STATED TASK: Restate every entry word for word.
--- START MATERIAL FOR THE TASK ---
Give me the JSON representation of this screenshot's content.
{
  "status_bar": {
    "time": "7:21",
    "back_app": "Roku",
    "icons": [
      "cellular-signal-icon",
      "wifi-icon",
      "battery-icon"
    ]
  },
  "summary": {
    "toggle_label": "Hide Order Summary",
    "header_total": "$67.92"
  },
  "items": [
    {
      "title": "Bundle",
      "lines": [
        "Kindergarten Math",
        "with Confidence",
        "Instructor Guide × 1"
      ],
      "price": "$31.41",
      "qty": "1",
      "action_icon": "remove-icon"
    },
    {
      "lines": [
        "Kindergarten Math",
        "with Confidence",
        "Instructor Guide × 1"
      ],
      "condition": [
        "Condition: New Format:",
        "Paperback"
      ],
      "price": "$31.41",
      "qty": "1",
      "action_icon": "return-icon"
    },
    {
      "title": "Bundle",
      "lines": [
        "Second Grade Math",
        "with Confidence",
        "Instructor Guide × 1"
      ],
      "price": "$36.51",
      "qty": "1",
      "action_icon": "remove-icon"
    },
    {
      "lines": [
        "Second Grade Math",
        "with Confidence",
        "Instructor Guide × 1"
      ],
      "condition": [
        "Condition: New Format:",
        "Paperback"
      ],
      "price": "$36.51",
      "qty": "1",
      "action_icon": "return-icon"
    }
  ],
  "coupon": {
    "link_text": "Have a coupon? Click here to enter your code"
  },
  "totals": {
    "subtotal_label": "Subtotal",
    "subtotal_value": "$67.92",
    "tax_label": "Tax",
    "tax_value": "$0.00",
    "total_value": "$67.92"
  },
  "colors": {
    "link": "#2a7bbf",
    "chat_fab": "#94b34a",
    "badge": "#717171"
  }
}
--- END MATERIAL FOR THE TASK ---
RESPONSE TO THIS TASK:
Give me the JSON representation of this screenshot's content.
{
  "status_bar": {
    "time": "7:21",
    "back_app": "Roku",
    "icons": [
      "cellular-signal-icon",
      "wifi-icon",
      "battery-icon"
    ]
  },
  "summary": {
    "toggle_label": "Hide Order Summary",
    "header_total": "$67.92"
  },
  "items": [
    {
      "title": "Bundle",
      "lines": [
        "Kindergarten Math",
        "with Confidence",
        "Instructor Guide × 1"
      ],
      "price": "$31.41",
      "qty": "1",
      "action_icon": "remove-icon"
    },
    {
      "lines": [
        "Kindergarten Math",
        "with Confidence",
        "Instructor Guide × 1"
      ],
      "condition": [
        "Condition: New Format:",
        "Paperback"
      ],
      "price": "$31.41",
      "qty": "1",
      "action_icon": "return-icon"
    },
    {
      "title": "Bundle",
      "lines": [
        "Second Grade Math",
        "with Confidence",
        "Instructor Guide × 1"
      ],
      "price": "$36.51",
      "qty": "1",
      "action_icon": "remove-icon"
    },
    {
      "lines": [
        "Second Grade Math",
        "with Confidence",
        "Instructor Guide × 1"
      ],
      "condition": [
        "Condition: New Format:",
        "Paperback"
      ],
      "price": "$36.51",
      "qty": "1",
      "action_icon": "return-icon"
    }
  ],
  "coupon": {
    "link_text": "Have a coupon? Click here to enter your code"
  },
  "totals": {
    "subtotal_label": "Subtotal",
    "subtotal_value": "$67.92",
    "tax_label": "Tax",
    "tax_value": "$0.00",
    "total_value": "$67.92"
  },
  "colors": {
    "link": "#2a7bbf",
    "chat_fab": "#94b34a",
    "badge": "#717171"
  }
}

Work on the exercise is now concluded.